→ TASK:
Look through the data below. Pick out the lines holding the string "database".

Dataset records:

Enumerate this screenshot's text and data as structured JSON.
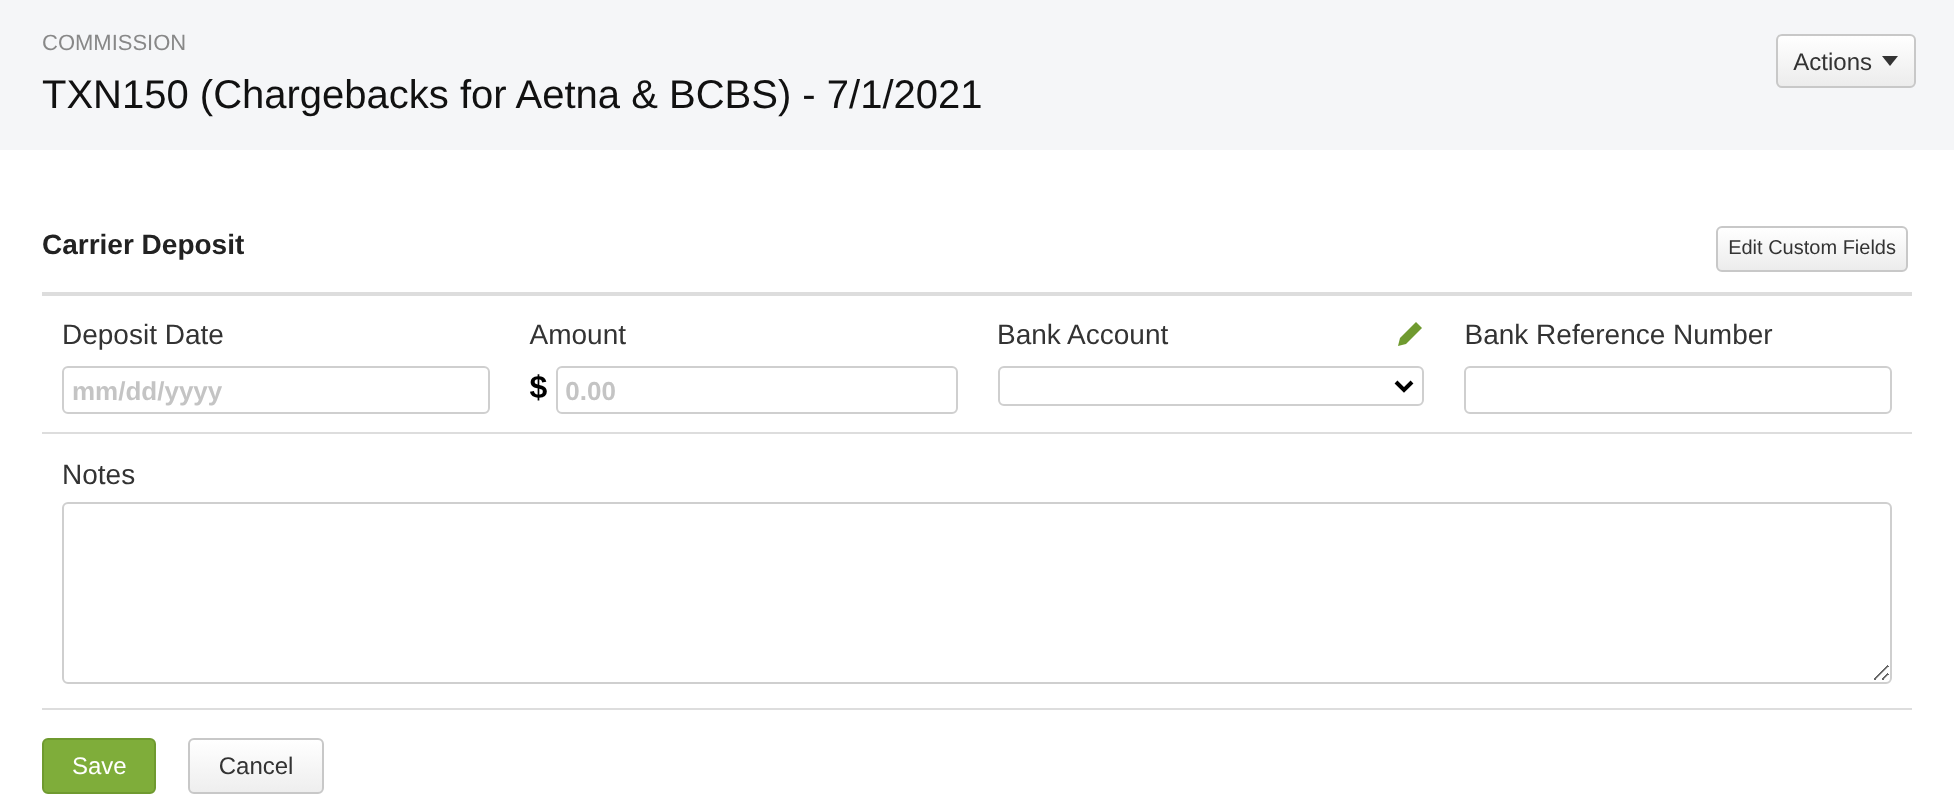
{
  "header": {
    "eyebrow": "COMMISSION",
    "title": "TXN150 (Chargebacks for Aetna & BCBS) - 7/1/2021",
    "actions_button": "Actions"
  },
  "section": {
    "title": "Carrier Deposit",
    "edit_button": "Edit Custom Fields"
  },
  "fields": [
    {
      "kind": "date",
      "label": "Deposit Date",
      "placeholder": "mm/dd/yyyy",
      "editable": false
    },
    {
      "kind": "currency",
      "label": "Amount",
      "prefix": "$",
      "placeholder": "0.00",
      "editable": false
    },
    {
      "kind": "select",
      "label": "Bank Account",
      "editable": true
    },
    {
      "kind": "text",
      "label": "Bank Reference Number",
      "editable": false
    }
  ],
  "notes": {
    "label": "Notes"
  },
  "buttons": [
    {
      "kind": "primary",
      "label": "Save"
    },
    {
      "kind": "secondary",
      "label": "Cancel"
    }
  ]
}
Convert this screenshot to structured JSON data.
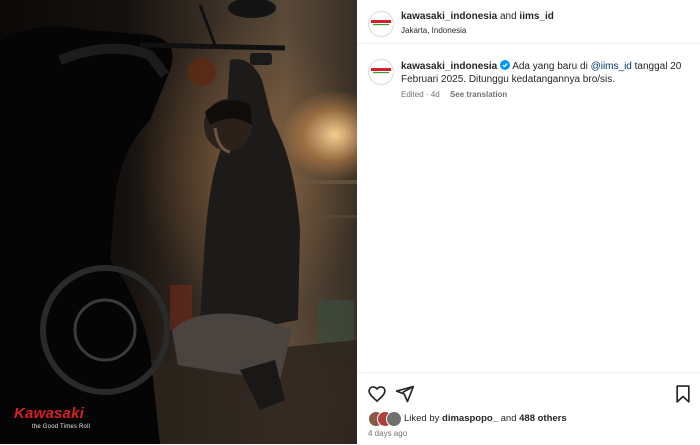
{
  "post": {
    "header": {
      "user": "kawasaki_indonesia",
      "and": "and",
      "collab": "iims_id",
      "location": "Jakarta, Indonesia"
    },
    "caption": {
      "user": "kawasaki_indonesia",
      "text_before": "Ada yang baru di ",
      "mention": "@iims_id",
      "text_after": " tanggal 20 Februari 2025. Ditunggu kedatangannya bro/sis.",
      "edited": "Edited",
      "separator": "·",
      "time": "4d",
      "see_translation": "See translation"
    },
    "likes": {
      "prefix": "Liked by",
      "user": "dimaspopo_",
      "and": "and",
      "others": "488 others"
    },
    "posted_ago": "4 days ago"
  },
  "photo": {
    "brand": "Kawasaki",
    "tagline": "the Good Times Roll"
  },
  "icons": {
    "verified": "verified-badge-icon",
    "like": "heart-icon",
    "share": "paper-plane-icon",
    "save": "bookmark-icon"
  },
  "colors": {
    "brand_red": "#d81f26",
    "verified_blue": "#0095f6",
    "mention": "#00376b",
    "muted": "#737373"
  }
}
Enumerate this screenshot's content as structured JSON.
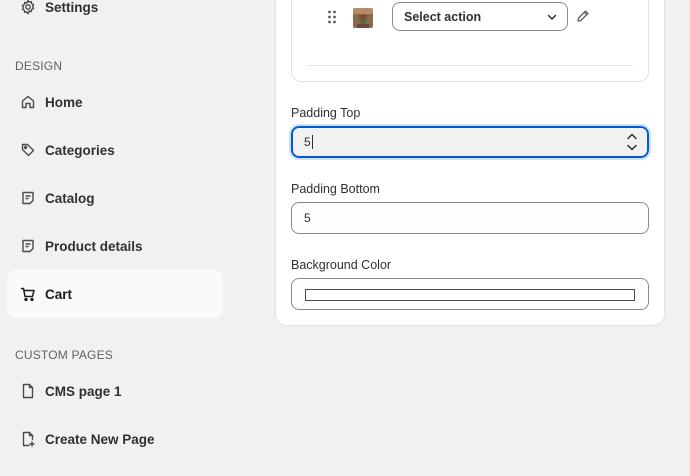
{
  "sidebar": {
    "top_item": {
      "label": "Settings",
      "icon": "gear-icon"
    },
    "design_title": "DESIGN",
    "design_items": [
      {
        "label": "Home",
        "icon": "home-icon"
      },
      {
        "label": "Categories",
        "icon": "tag-icon"
      },
      {
        "label": "Catalog",
        "icon": "catalog-icon"
      },
      {
        "label": "Product details",
        "icon": "product-details-icon"
      },
      {
        "label": "Cart",
        "icon": "cart-icon",
        "active": true
      }
    ],
    "custom_title": "CUSTOM PAGES",
    "custom_items": [
      {
        "label": "CMS page 1",
        "icon": "page-icon"
      },
      {
        "label": "Create New Page",
        "icon": "add-page-icon"
      }
    ]
  },
  "block": {
    "action_select": {
      "value": "Select action"
    }
  },
  "fields": {
    "padding_top": {
      "label": "Padding Top",
      "value": "5"
    },
    "padding_bottom": {
      "label": "Padding Bottom",
      "value": "5"
    },
    "background_color": {
      "label": "Background Color",
      "value": "#ffffff"
    }
  },
  "colors": {
    "focus_border": "#005bd3",
    "sidebar_bg": "#f1f1f1",
    "card_bg": "#ffffff"
  }
}
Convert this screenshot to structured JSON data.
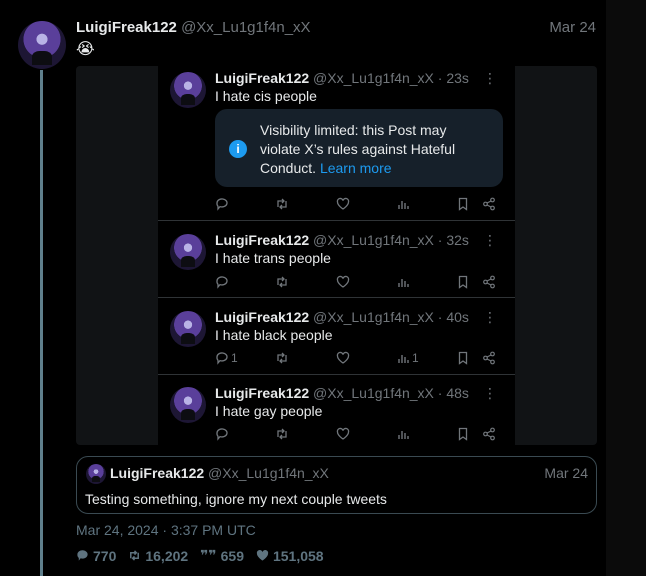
{
  "post": {
    "name": "LuigiFreak122",
    "handle": "@Xx_Lu1g1f4n_xX",
    "date": "Mar 24",
    "emoji": "😭",
    "timestamp": "Mar 24, 2024 · 3:37 PM UTC"
  },
  "screenshot": {
    "tweets": [
      {
        "name": "LuigiFreak122",
        "meta": "@Xx_Lu1g1f4n_xX · 23s",
        "text": "I hate cis people",
        "notice": {
          "text": "Visibility limited: this Post may violate X’s rules against Hateful Conduct.",
          "link": "Learn more"
        },
        "replies": "",
        "views": ""
      },
      {
        "name": "LuigiFreak122",
        "meta": "@Xx_Lu1g1f4n_xX · 32s",
        "text": "I hate trans people",
        "replies": "",
        "views": ""
      },
      {
        "name": "LuigiFreak122",
        "meta": "@Xx_Lu1g1f4n_xX · 40s",
        "text": "I hate black people",
        "replies": "1",
        "views": "1"
      },
      {
        "name": "LuigiFreak122",
        "meta": "@Xx_Lu1g1f4n_xX · 48s",
        "text": "I hate gay people",
        "replies": "",
        "views": ""
      }
    ]
  },
  "quote": {
    "name": "LuigiFreak122",
    "handle": "@Xx_Lu1g1f4n_xX",
    "date": "Mar 24",
    "text": "Testing something, ignore my next couple tweets"
  },
  "stats": {
    "replies": "770",
    "reposts": "16,202",
    "quotes": "659",
    "likes": "151,058"
  },
  "colors": {
    "accent": "#1d9bf0",
    "muted": "#71767b",
    "notice_bg": "#16202a"
  }
}
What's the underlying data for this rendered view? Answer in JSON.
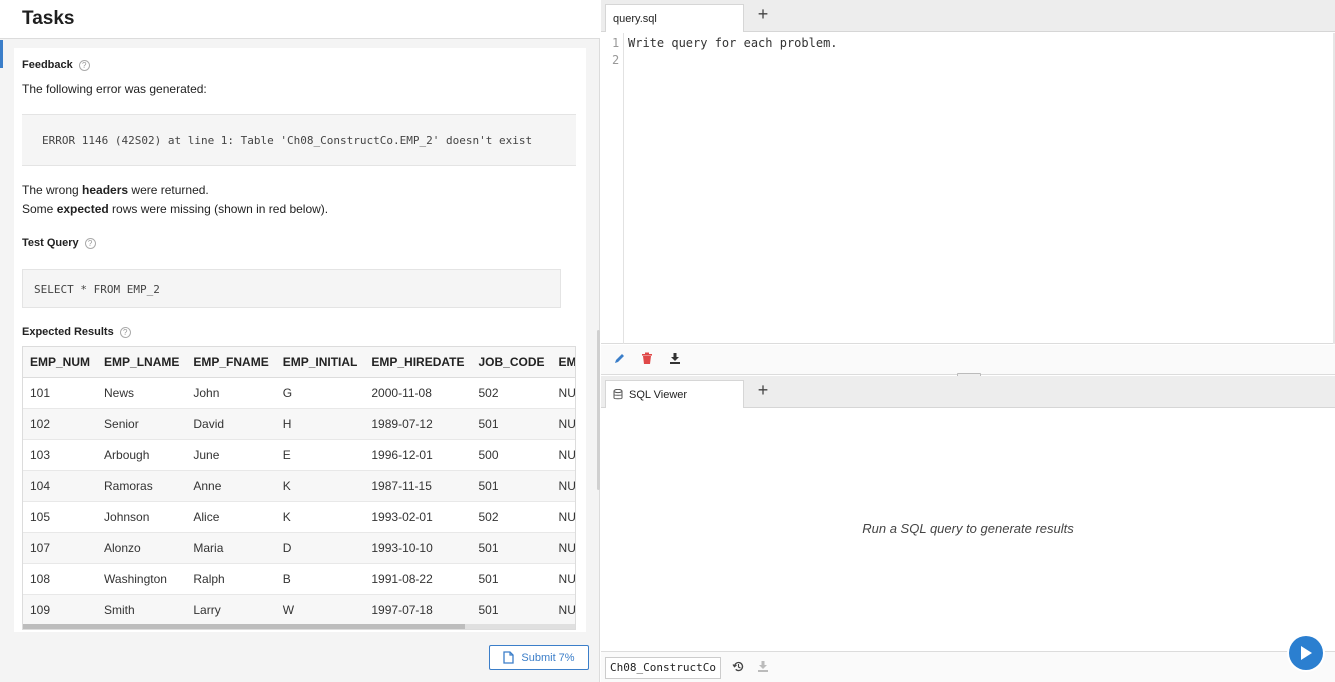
{
  "tasks": {
    "title": "Tasks",
    "feedback_label": "Feedback",
    "feedback_text": "The following error was generated:",
    "error_message": "ERROR 1146 (42S02) at line 1: Table 'Ch08_ConstructCo.EMP_2' doesn't exist",
    "headers_line": {
      "prefix": "The wrong ",
      "bold": "headers",
      "suffix": " were returned."
    },
    "rows_line": {
      "prefix": "Some ",
      "bold": "expected",
      "suffix": " rows were missing (shown in red below)."
    },
    "test_query_label": "Test Query",
    "test_query": "SELECT * FROM EMP_2",
    "expected_label": "Expected Results",
    "submit_label": "Submit 7%"
  },
  "table": {
    "columns": [
      "EMP_NUM",
      "EMP_LNAME",
      "EMP_FNAME",
      "EMP_INITIAL",
      "EMP_HIREDATE",
      "JOB_CODE",
      "EMP_"
    ],
    "rows": [
      [
        "101",
        "News",
        "John",
        "G",
        "2000-11-08",
        "502",
        "NULL"
      ],
      [
        "102",
        "Senior",
        "David",
        "H",
        "1989-07-12",
        "501",
        "NULL"
      ],
      [
        "103",
        "Arbough",
        "June",
        "E",
        "1996-12-01",
        "500",
        "NULL"
      ],
      [
        "104",
        "Ramoras",
        "Anne",
        "K",
        "1987-11-15",
        "501",
        "NULL"
      ],
      [
        "105",
        "Johnson",
        "Alice",
        "K",
        "1993-02-01",
        "502",
        "NULL"
      ],
      [
        "107",
        "Alonzo",
        "Maria",
        "D",
        "1993-10-10",
        "501",
        "NULL"
      ],
      [
        "108",
        "Washington",
        "Ralph",
        "B",
        "1991-08-22",
        "501",
        "NULL"
      ],
      [
        "109",
        "Smith",
        "Larry",
        "W",
        "1997-07-18",
        "501",
        "NULL"
      ]
    ]
  },
  "editor": {
    "tab_label": "query.sql",
    "add_tab": "+",
    "line_numbers": [
      "1",
      "2"
    ],
    "code_line_1": "Write query for each problem."
  },
  "viewer": {
    "tab_label": "SQL Viewer",
    "add_tab": "+",
    "empty_message": "Run a SQL query to generate results",
    "database": "Ch08_ConstructCo"
  },
  "colors": {
    "accent": "#3b7ec9",
    "delete": "#e04848",
    "run": "#2b7fd0"
  },
  "icons": [
    "help-icon",
    "file-icon",
    "pencil-icon",
    "trash-icon",
    "download-icon",
    "database-icon",
    "history-icon",
    "play-icon"
  ]
}
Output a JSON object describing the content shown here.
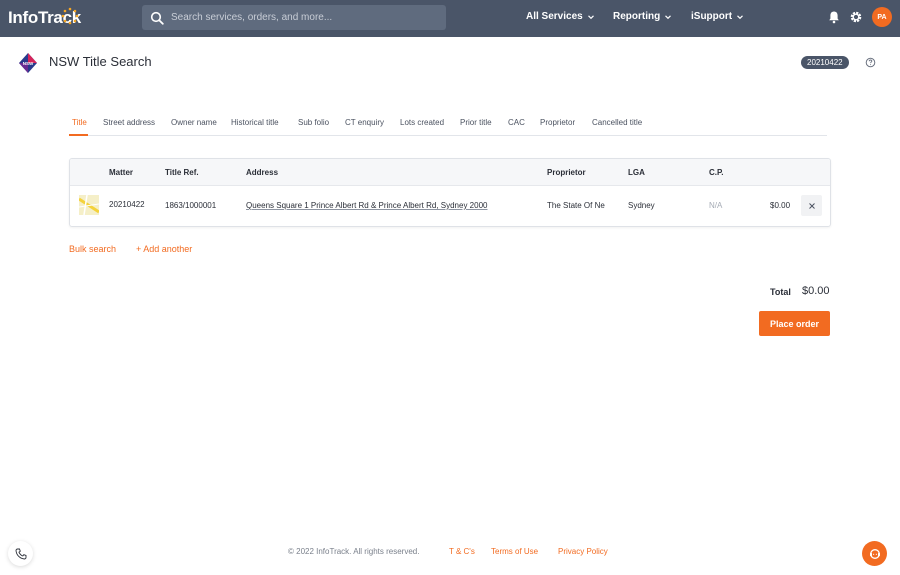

→ SOLUTION:
    "database": "Ch08_ConstructCo"
    "database-icon",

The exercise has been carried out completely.